▸ **DATA TO PROCESS**:
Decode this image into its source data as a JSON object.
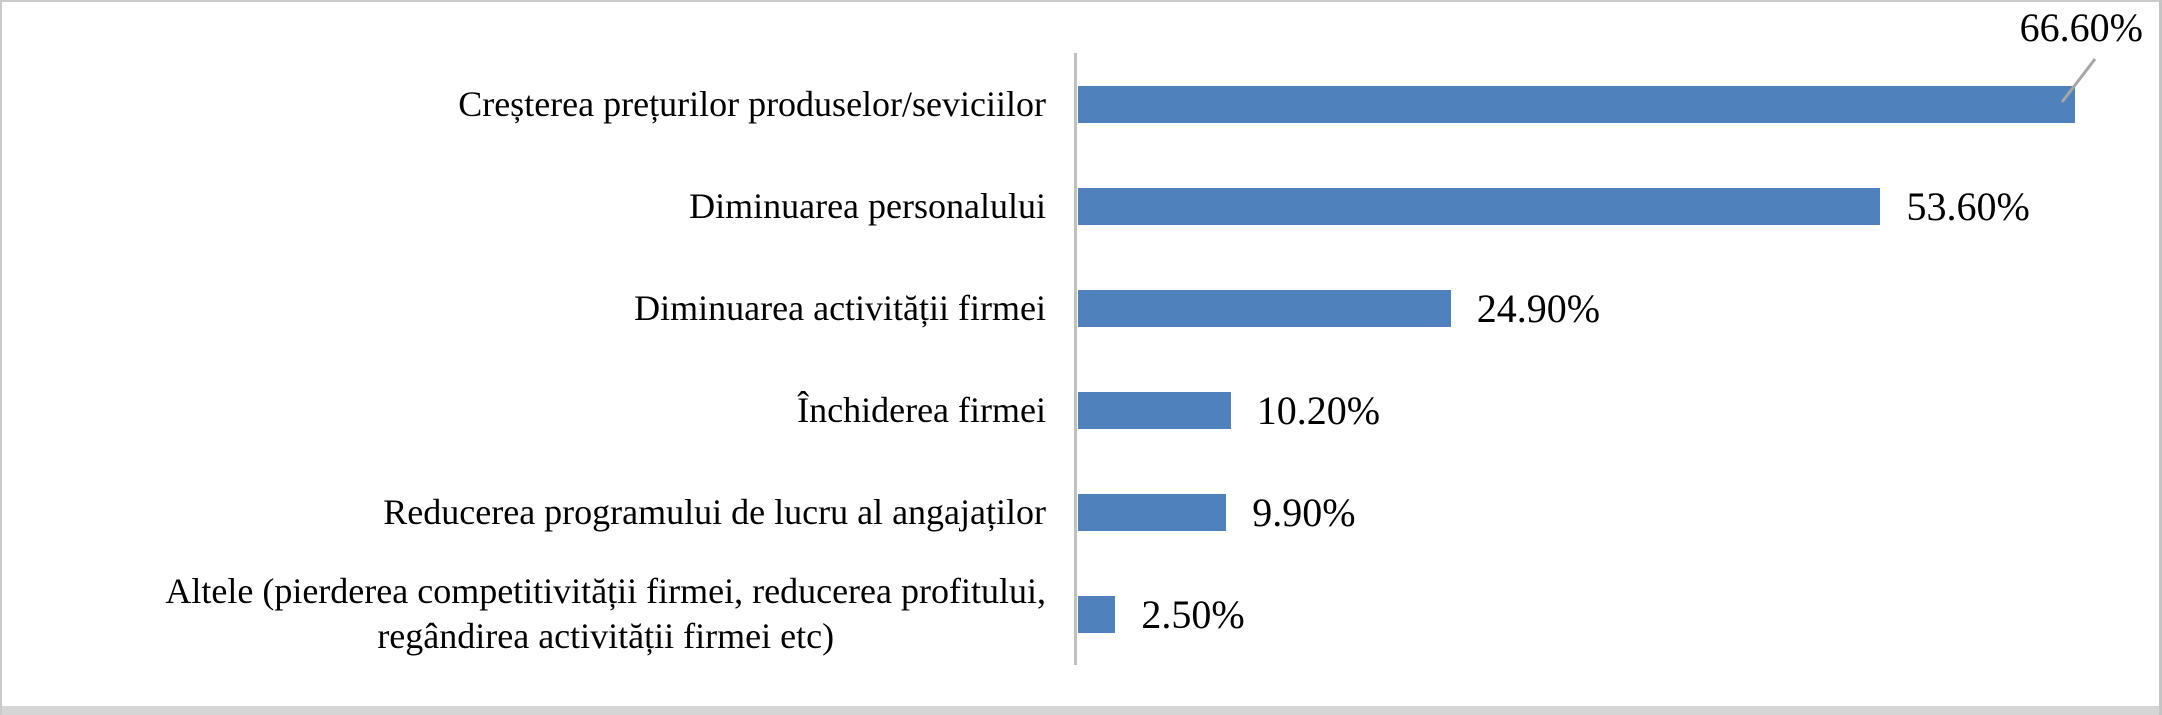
{
  "chart_data": {
    "type": "bar",
    "orientation": "horizontal",
    "title": "",
    "xlabel": "",
    "ylabel": "",
    "xlim": [
      0,
      70
    ],
    "grid": false,
    "legend": false,
    "background": "#ffffff",
    "bar_color": "#4f81bd",
    "axis_line_color": "#c0c0c0",
    "leader_line_color": "#a6a6a6",
    "text_color": "#000000",
    "frame_border_color": "#cbcbcb",
    "bottom_strip_color": "#d5d5d5",
    "categories": [
      "Creșterea prețurilor produselor/seviciilor",
      "Diminuarea personalului",
      "Diminuarea activității firmei",
      "Închiderea firmei",
      "Reducerea programului de lucru al angajaților",
      "Altele (pierderea competitivității firmei, reducerea profitului,\nregândirea activității firmei etc)"
    ],
    "values": [
      66.6,
      53.6,
      24.9,
      10.2,
      9.9,
      2.5
    ],
    "value_labels": [
      "66.60%",
      "53.60%",
      "24.90%",
      "10.20%",
      "9.90%",
      "2.50%"
    ],
    "first_label_above": true
  }
}
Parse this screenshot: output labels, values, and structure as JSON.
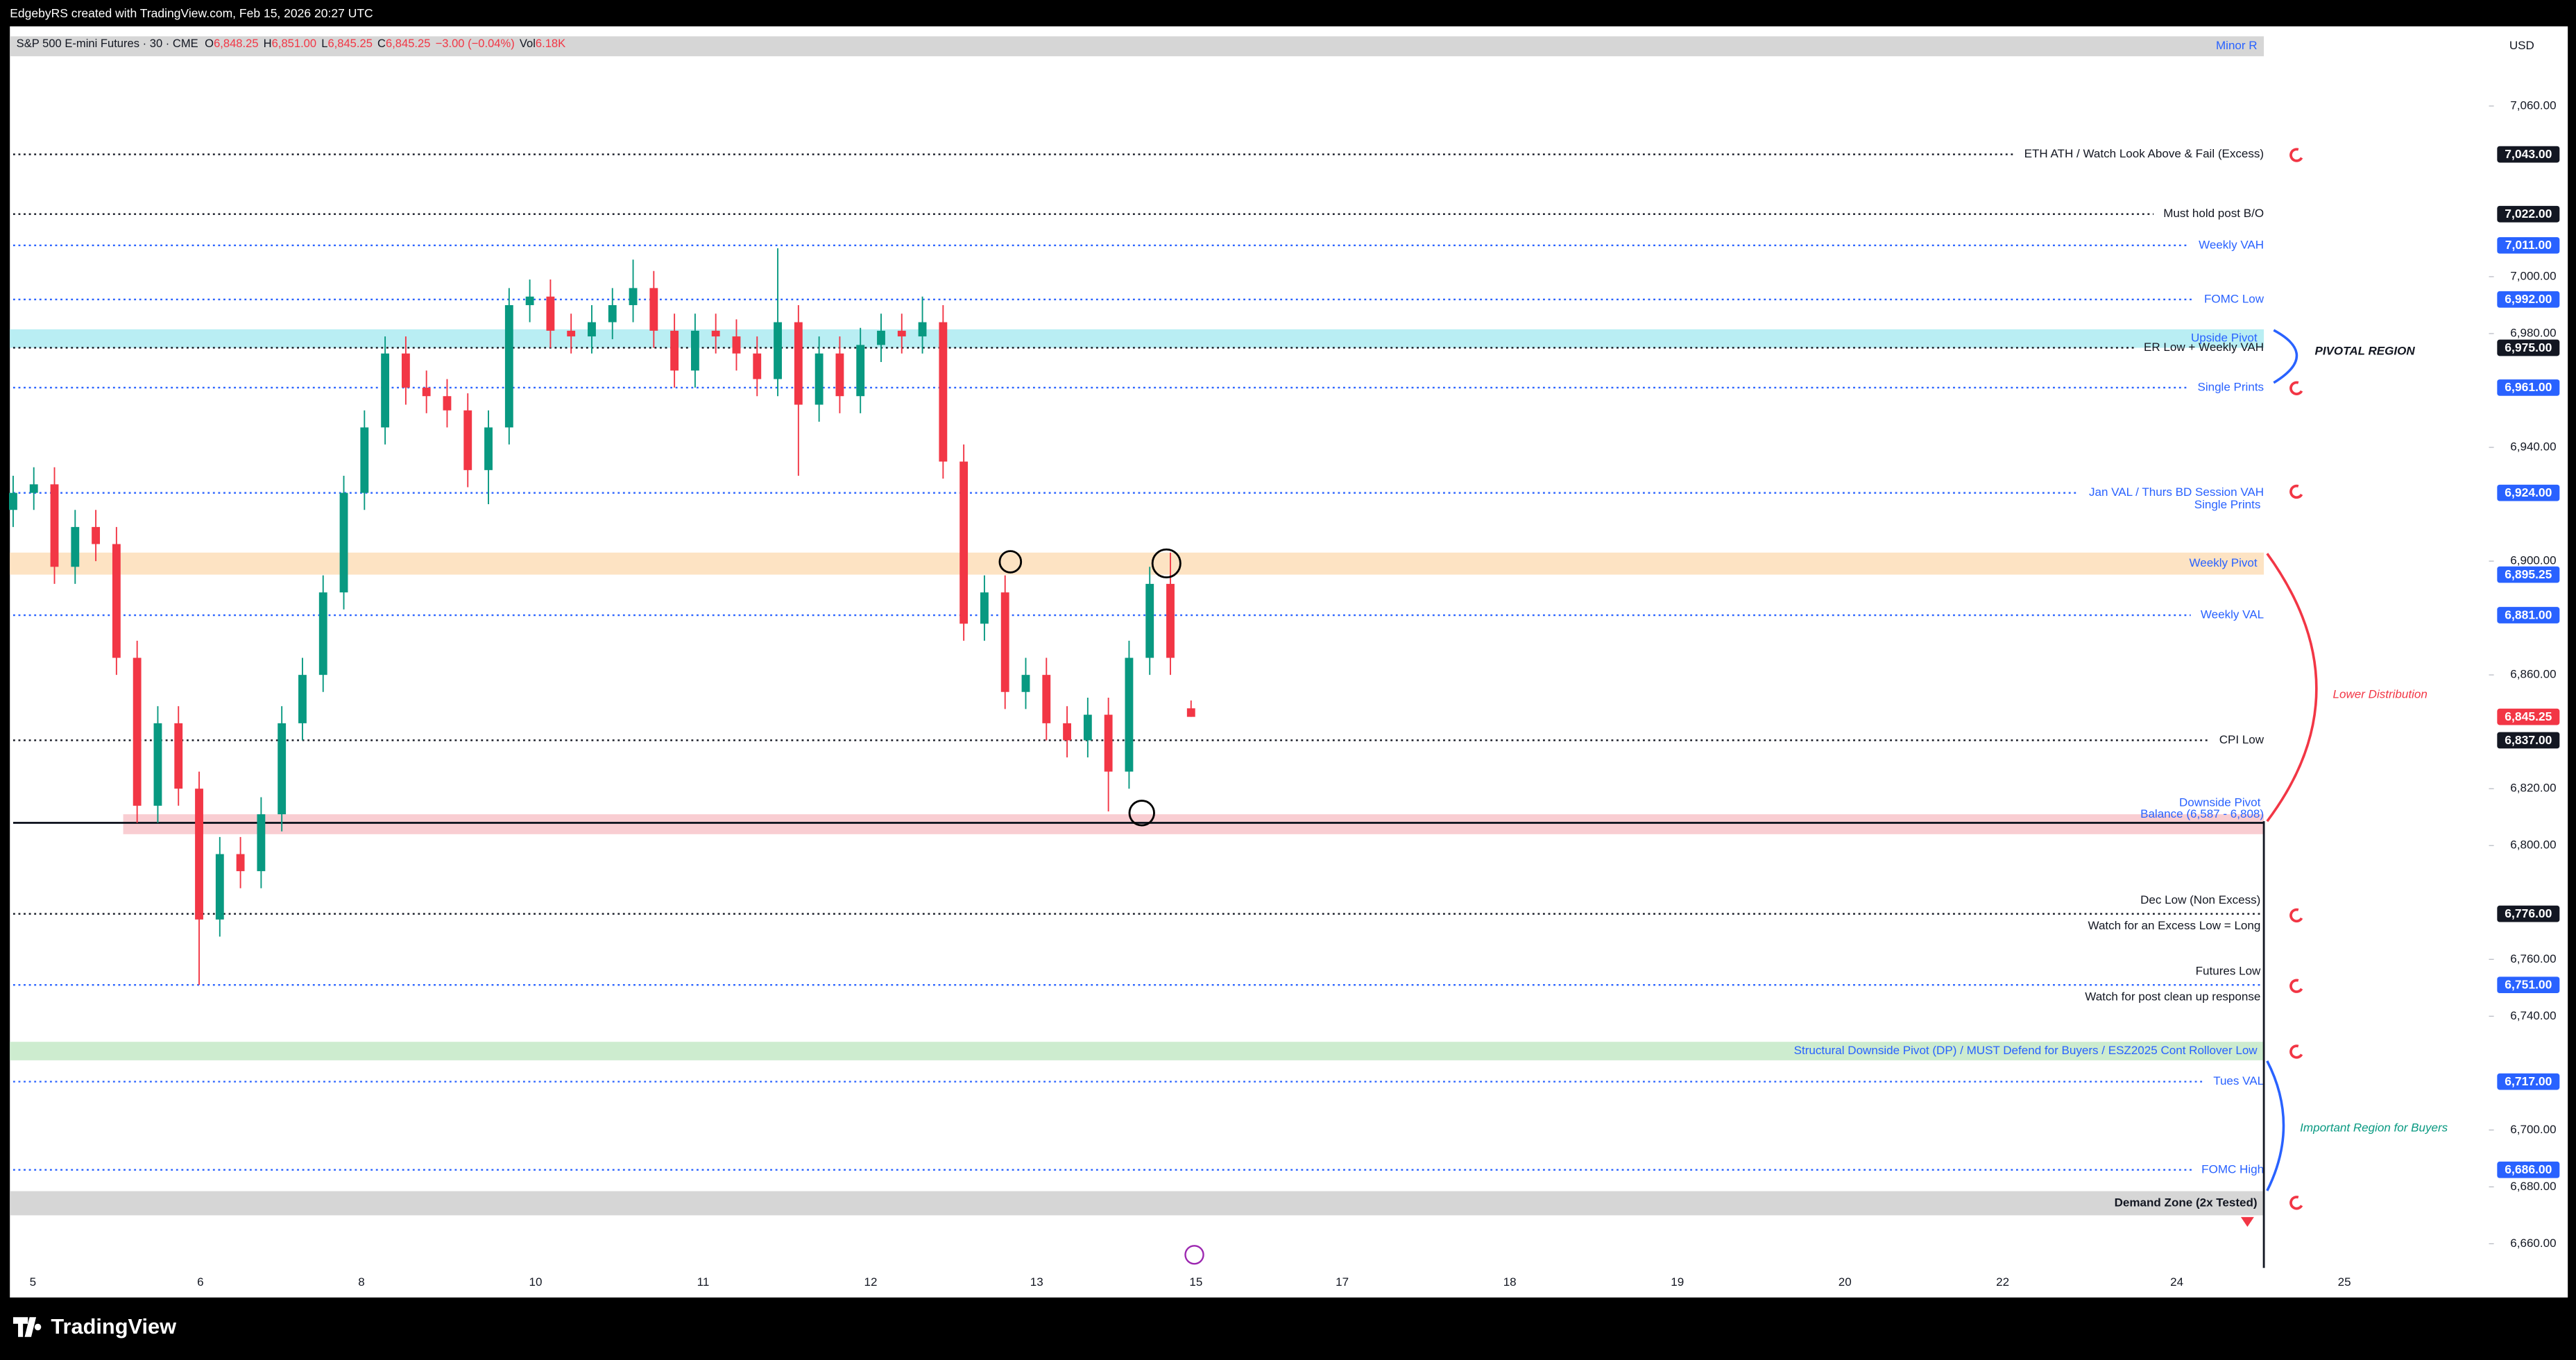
{
  "header": "EdgebyRS created with TradingView.com, Feb 15, 2026 20:27 UTC",
  "legend": {
    "symbol": "S&P 500 E-mini Futures · 30 · CME",
    "ohlc": [
      {
        "key": "O",
        "value": "6,848.25"
      },
      {
        "key": "H",
        "value": "6,851.00"
      },
      {
        "key": "L",
        "value": "6,845.25"
      },
      {
        "key": "C",
        "value": "6,845.25"
      }
    ],
    "change": "−3.00 (−0.04%)",
    "volume_key": "Vol",
    "volume": "6.18K"
  },
  "currency": "USD",
  "brand": "TradingView",
  "chart_data": {
    "type": "candlestick",
    "categories": [
      "5",
      "6",
      "8",
      "10",
      "11",
      "12",
      "13",
      "15",
      "17",
      "18",
      "19",
      "20",
      "22",
      "24",
      "25"
    ],
    "ylim": [
      6644,
      7088
    ],
    "yticks": [
      {
        "value": 7060,
        "label": "7,060.00"
      },
      {
        "value": 7000,
        "label": "7,000.00"
      },
      {
        "value": 6980,
        "label": "6,980.00"
      },
      {
        "value": 6940,
        "label": "6,940.00"
      },
      {
        "value": 6900,
        "label": "6,900.00"
      },
      {
        "value": 6860,
        "label": "6,860.00"
      },
      {
        "value": 6820,
        "label": "6,820.00"
      },
      {
        "value": 6800,
        "label": "6,800.00"
      },
      {
        "value": 6760,
        "label": "6,760.00"
      },
      {
        "value": 6740,
        "label": "6,740.00"
      },
      {
        "value": 6700,
        "label": "6,700.00"
      },
      {
        "value": 6680,
        "label": "6,680.00"
      },
      {
        "value": 6660,
        "label": "6,660.00"
      }
    ],
    "up_color": "#089981",
    "down_color": "#f23645",
    "open": [
      6918,
      6924,
      6927,
      6898,
      6912,
      6906,
      6866,
      6814,
      6843,
      6820,
      6774,
      6797,
      6791,
      6811,
      6843,
      6860,
      6889,
      6924,
      6947,
      6973,
      6961,
      6958,
      6953,
      6932,
      6947,
      6990,
      6993,
      6981,
      6979,
      6984,
      6990,
      6996,
      6981,
      6967,
      6981,
      6979,
      6973,
      6964,
      6984,
      6955,
      6973,
      6958,
      6976,
      6981,
      6979,
      6984,
      6935,
      6878,
      6889,
      6854,
      6860,
      6843,
      6837,
      6846,
      6826,
      6866,
      6892,
      6848.25
    ],
    "high": [
      6930,
      6933,
      6933,
      6918,
      6918,
      6912,
      6872,
      6849,
      6849,
      6826,
      6803,
      6803,
      6817,
      6849,
      6866,
      6895,
      6930,
      6953,
      6979,
      6979,
      6967,
      6964,
      6959,
      6953,
      6996,
      6999,
      6999,
      6987,
      6990,
      6996,
      7006,
      7002,
      6987,
      6987,
      6987,
      6985,
      6979,
      7010,
      6990,
      6979,
      6979,
      6982,
      6987,
      6987,
      6993,
      6990,
      6941,
      6895,
      6895,
      6866,
      6866,
      6849,
      6852,
      6852,
      6872,
      6898,
      6903,
      6851
    ],
    "low": [
      6912,
      6918,
      6892,
      6892,
      6900,
      6860,
      6808,
      6808,
      6814,
      6751,
      6768,
      6785,
      6785,
      6805,
      6837,
      6854,
      6883,
      6918,
      6941,
      6955,
      6952,
      6947,
      6926,
      6920,
      6941,
      6984,
      6975,
      6973,
      6973,
      6978,
      6984,
      6975,
      6961,
      6961,
      6973,
      6967,
      6958,
      6958,
      6930,
      6949,
      6952,
      6952,
      6970,
      6973,
      6973,
      6929,
      6872,
      6872,
      6848,
      6848,
      6837,
      6831,
      6831,
      6812,
      6820,
      6860,
      6860,
      6845.25
    ],
    "close": [
      6924,
      6927,
      6898,
      6912,
      6906,
      6866,
      6814,
      6843,
      6820,
      6774,
      6797,
      6791,
      6811,
      6843,
      6860,
      6889,
      6924,
      6947,
      6973,
      6961,
      6958,
      6953,
      6932,
      6947,
      6990,
      6993,
      6981,
      6979,
      6984,
      6990,
      6996,
      6981,
      6967,
      6981,
      6979,
      6973,
      6964,
      6984,
      6955,
      6973,
      6958,
      6976,
      6981,
      6979,
      6984,
      6935,
      6878,
      6889,
      6854,
      6860,
      6843,
      6837,
      6846,
      6826,
      6866,
      6892,
      6866,
      6845.25
    ],
    "last": {
      "value": 6845.25,
      "label": "6,845.25",
      "color": "#f23645"
    },
    "zones": [
      {
        "low": 7077.5,
        "high": 7084.5,
        "label": "Minor R",
        "color": "#d6d6d6",
        "text_color": "#2962ff"
      },
      {
        "low": 6975,
        "high": 6981.5,
        "label": "Upside Pivot",
        "color": "#b9eef3",
        "text_color": "#2962ff"
      },
      {
        "low": 6895.25,
        "high": 6903,
        "label": "Weekly Pivot",
        "color": "#fde3c3",
        "text_color": "#2962ff",
        "price_label": "6,895.25"
      },
      {
        "low": 6804,
        "high": 6811,
        "color": "#f9cdd2"
      },
      {
        "low": 6724.5,
        "high": 6731,
        "label": "Structural Downside Pivot (DP) / MUST Defend for Buyers / ESZ2025 Cont Rollover Low",
        "color": "#cdeccf",
        "text_color": "#2962ff"
      },
      {
        "low": 6670,
        "high": 6678.5,
        "label": "Demand Zone (2x Tested)",
        "color": "#d6d6d6",
        "text_color": "#131722"
      }
    ],
    "levels": [
      {
        "value": 7043,
        "label": "ETH ATH / Watch Look Above & Fail (Excess)",
        "color": "#131722",
        "price_label": "7,043.00"
      },
      {
        "value": 7022,
        "label": "Must hold post B/O",
        "color": "#131722",
        "price_label": "7,022.00"
      },
      {
        "value": 7011,
        "label": "Weekly VAH",
        "color": "#2962ff",
        "price_label": "7,011.00"
      },
      {
        "value": 6992,
        "label": "FOMC Low",
        "color": "#2962ff",
        "price_label": "6,992.00"
      },
      {
        "value": 6975,
        "label": "ER Low + Weekly VAH",
        "color": "#131722",
        "price_label": "6,975.00"
      },
      {
        "value": 6961,
        "label": "Single Prints",
        "color": "#2962ff",
        "price_label": "6,961.00"
      },
      {
        "value": 6924,
        "label": "Jan VAL / Thurs BD Session VAH",
        "below": "Single Prints",
        "color": "#2962ff",
        "price_label": "6,924.00"
      },
      {
        "value": 6881,
        "label": "Weekly VAL",
        "color": "#2962ff",
        "price_label": "6,881.00"
      },
      {
        "value": 6837,
        "label": "CPI Low",
        "color": "#131722",
        "price_label": "6,837.00"
      },
      {
        "value": 6808,
        "label": "Balance (6,587 - 6,808)",
        "above": "Downside Pivot",
        "color": "#131722",
        "text_color": "#2962ff",
        "style": "solid"
      },
      {
        "value": 6776,
        "above": "Dec Low (Non Excess)",
        "below": "Watch for an Excess Low = Long",
        "color": "#131722",
        "price_label": "6,776.00"
      },
      {
        "value": 6751,
        "above": "Futures Low",
        "below": "Watch for post clean up response",
        "color": "#2962ff",
        "text_color": "#131722",
        "price_label": "6,751.00"
      },
      {
        "value": 6717,
        "label": "Tues VAL",
        "color": "#2962ff",
        "price_label": "6,717.00"
      },
      {
        "value": 6686,
        "label": "FOMC High",
        "color": "#2962ff",
        "price_label": "6,686.00"
      }
    ],
    "annotations": [
      "PIVOTAL REGION",
      "Lower Distribution",
      "Important Region for Buyers"
    ]
  }
}
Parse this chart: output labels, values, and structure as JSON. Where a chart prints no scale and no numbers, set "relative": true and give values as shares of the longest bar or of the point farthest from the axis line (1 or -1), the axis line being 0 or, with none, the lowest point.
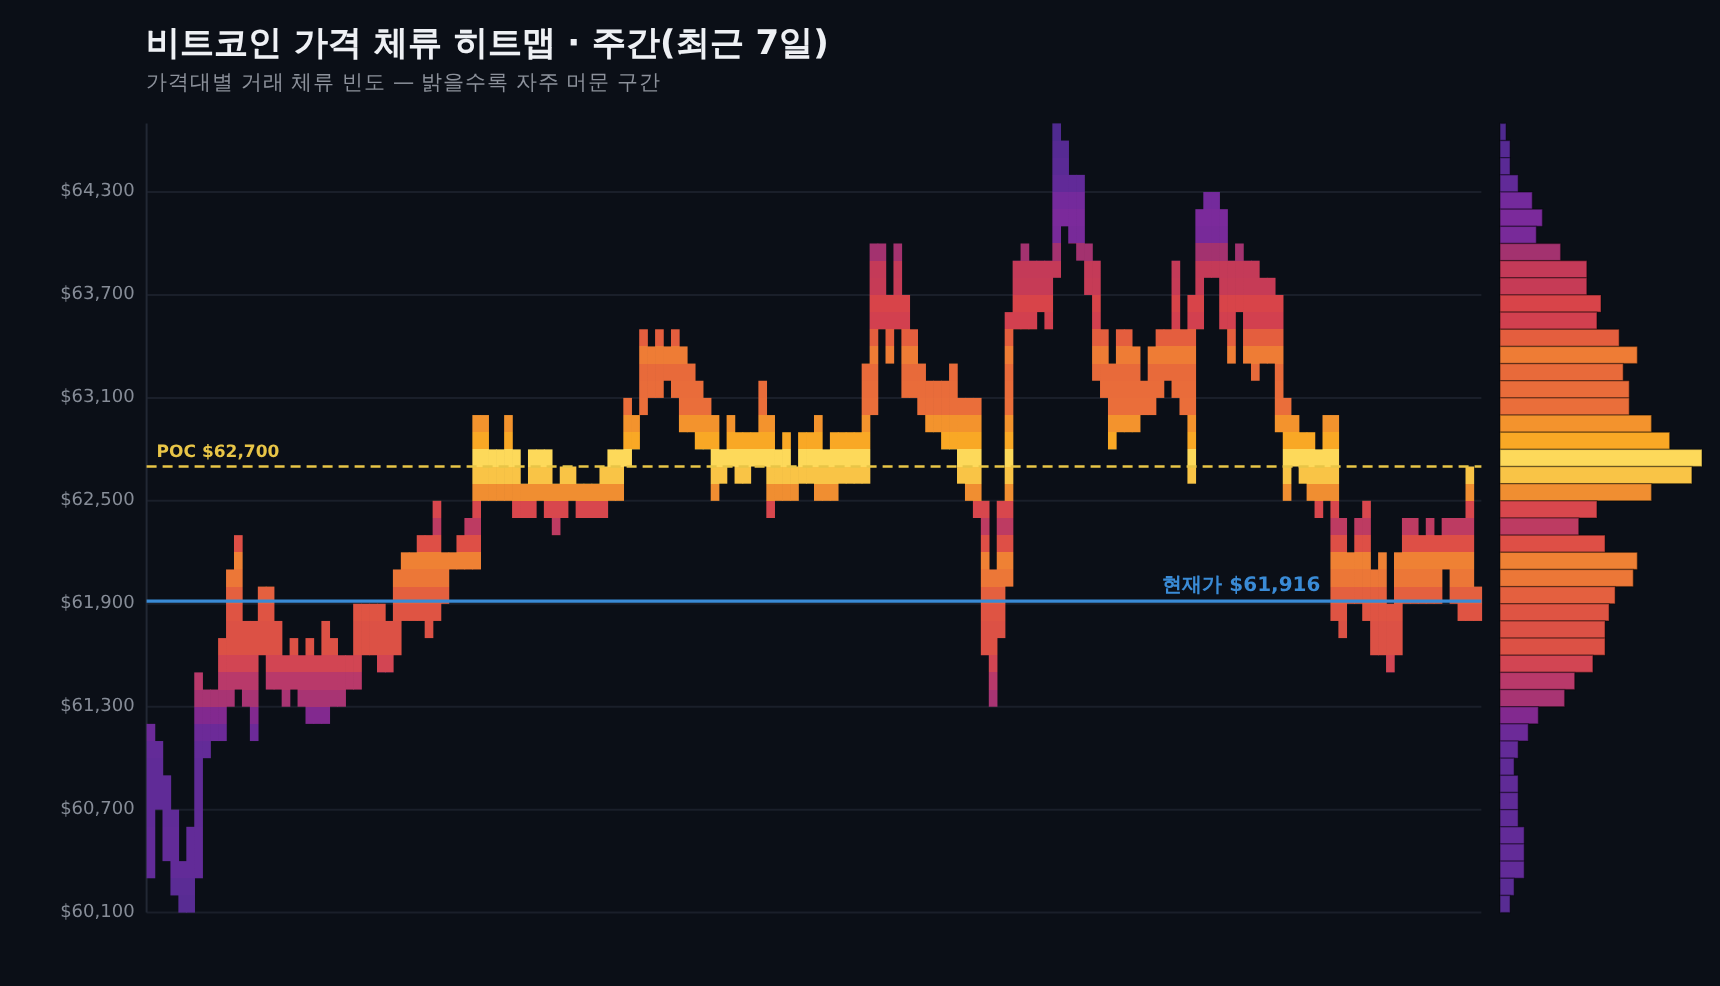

▸ **AIM OF THE TASK**:
Identify all lines in the records above with the word "activității".

▸ **SOLUTION BELOW**:
      "Diminuarea activității firmei",
      "Altele (pierderea competitivității firmei, reducerea profitului,\nregândirea activității firmei etc)"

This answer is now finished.